Of the lines below, count those containing the word "content". Reply with the number alone.

--- begin Provided data ---

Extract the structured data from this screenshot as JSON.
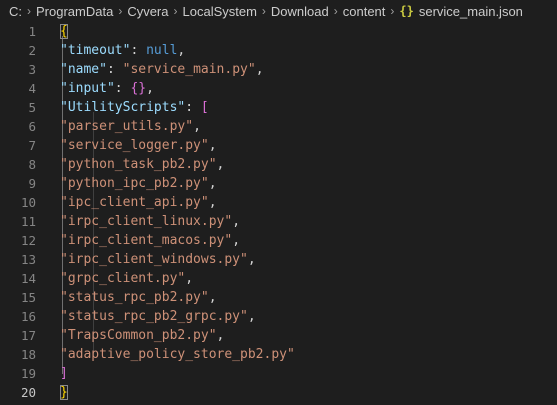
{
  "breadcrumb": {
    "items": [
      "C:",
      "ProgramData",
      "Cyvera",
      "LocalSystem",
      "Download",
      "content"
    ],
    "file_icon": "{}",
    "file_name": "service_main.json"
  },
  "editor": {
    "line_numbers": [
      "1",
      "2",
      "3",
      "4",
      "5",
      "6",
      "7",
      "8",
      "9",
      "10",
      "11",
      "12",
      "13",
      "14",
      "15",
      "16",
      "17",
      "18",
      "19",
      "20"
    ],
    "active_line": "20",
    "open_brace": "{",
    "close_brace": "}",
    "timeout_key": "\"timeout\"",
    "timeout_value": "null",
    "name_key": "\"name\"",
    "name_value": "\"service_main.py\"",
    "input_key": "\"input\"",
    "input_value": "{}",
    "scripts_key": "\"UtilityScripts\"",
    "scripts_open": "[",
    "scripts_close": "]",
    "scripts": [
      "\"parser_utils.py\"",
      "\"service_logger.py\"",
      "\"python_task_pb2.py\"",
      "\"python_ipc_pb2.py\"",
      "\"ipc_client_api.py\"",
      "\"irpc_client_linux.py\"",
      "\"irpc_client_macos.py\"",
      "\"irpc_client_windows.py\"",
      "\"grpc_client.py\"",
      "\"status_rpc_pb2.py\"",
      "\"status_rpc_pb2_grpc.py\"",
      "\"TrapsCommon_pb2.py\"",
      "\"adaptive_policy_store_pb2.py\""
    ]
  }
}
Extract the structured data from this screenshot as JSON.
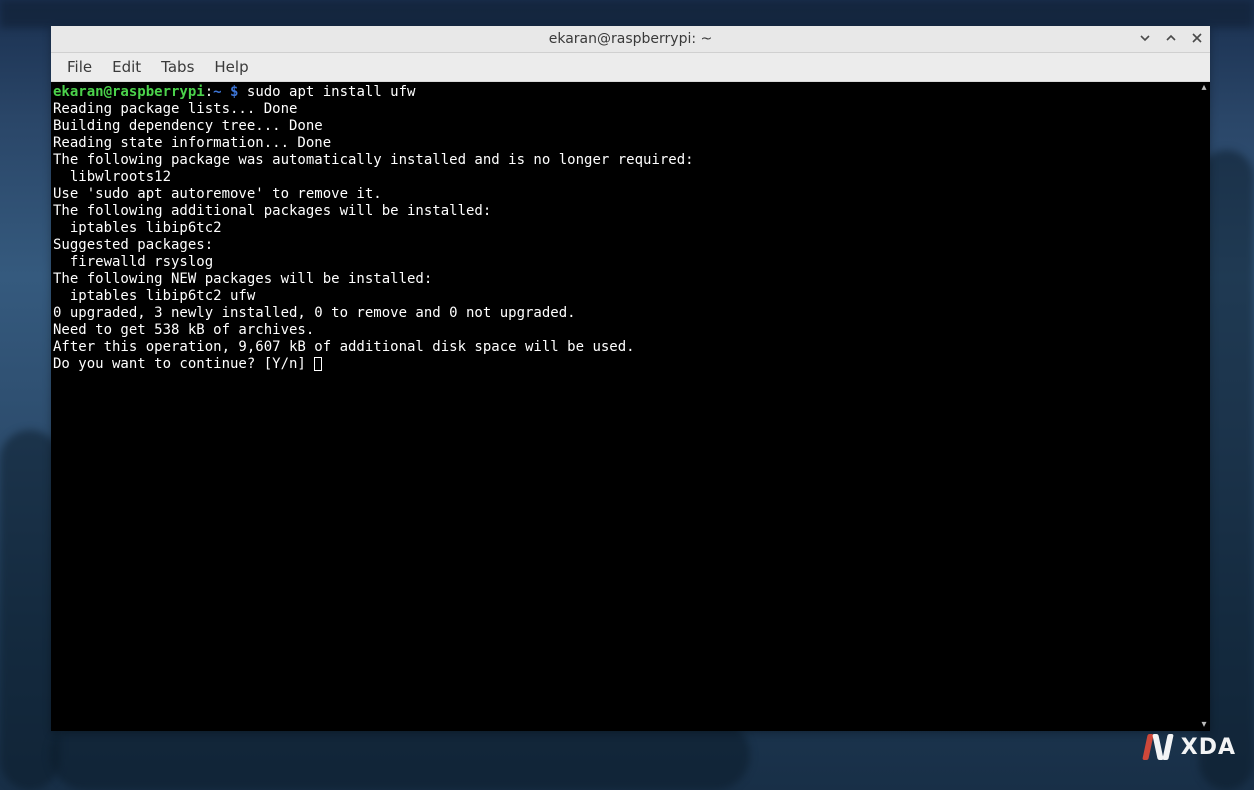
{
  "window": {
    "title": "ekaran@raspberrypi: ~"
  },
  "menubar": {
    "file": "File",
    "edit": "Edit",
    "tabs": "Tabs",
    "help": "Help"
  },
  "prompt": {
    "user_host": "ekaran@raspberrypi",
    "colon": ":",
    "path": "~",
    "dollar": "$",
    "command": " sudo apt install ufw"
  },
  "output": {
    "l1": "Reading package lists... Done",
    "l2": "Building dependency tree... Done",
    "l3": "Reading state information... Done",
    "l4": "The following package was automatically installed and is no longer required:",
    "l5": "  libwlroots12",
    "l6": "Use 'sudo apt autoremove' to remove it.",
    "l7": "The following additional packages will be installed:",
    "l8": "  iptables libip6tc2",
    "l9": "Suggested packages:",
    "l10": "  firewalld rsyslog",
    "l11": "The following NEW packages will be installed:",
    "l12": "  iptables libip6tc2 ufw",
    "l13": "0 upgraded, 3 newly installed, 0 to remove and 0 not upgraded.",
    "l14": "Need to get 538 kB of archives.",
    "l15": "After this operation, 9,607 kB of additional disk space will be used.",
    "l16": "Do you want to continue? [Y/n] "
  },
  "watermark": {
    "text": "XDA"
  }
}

--- end Provided data ---
--- begin Provided data ---

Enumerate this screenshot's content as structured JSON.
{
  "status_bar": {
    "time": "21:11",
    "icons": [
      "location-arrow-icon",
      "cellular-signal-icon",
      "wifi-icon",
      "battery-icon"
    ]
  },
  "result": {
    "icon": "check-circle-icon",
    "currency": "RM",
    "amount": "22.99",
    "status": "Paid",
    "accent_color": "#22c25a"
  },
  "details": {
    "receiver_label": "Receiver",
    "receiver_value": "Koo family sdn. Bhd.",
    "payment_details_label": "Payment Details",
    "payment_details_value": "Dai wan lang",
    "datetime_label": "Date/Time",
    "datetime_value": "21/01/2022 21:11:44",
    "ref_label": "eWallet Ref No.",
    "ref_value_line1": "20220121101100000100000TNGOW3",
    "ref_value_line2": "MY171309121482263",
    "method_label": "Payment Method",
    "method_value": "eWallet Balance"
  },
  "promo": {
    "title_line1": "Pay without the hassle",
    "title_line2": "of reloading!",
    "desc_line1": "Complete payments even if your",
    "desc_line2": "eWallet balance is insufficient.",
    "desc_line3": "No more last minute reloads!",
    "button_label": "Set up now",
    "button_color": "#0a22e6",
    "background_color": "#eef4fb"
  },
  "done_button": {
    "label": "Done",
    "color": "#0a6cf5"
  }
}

--- end Provided data ---

■ Response to the exercise:
2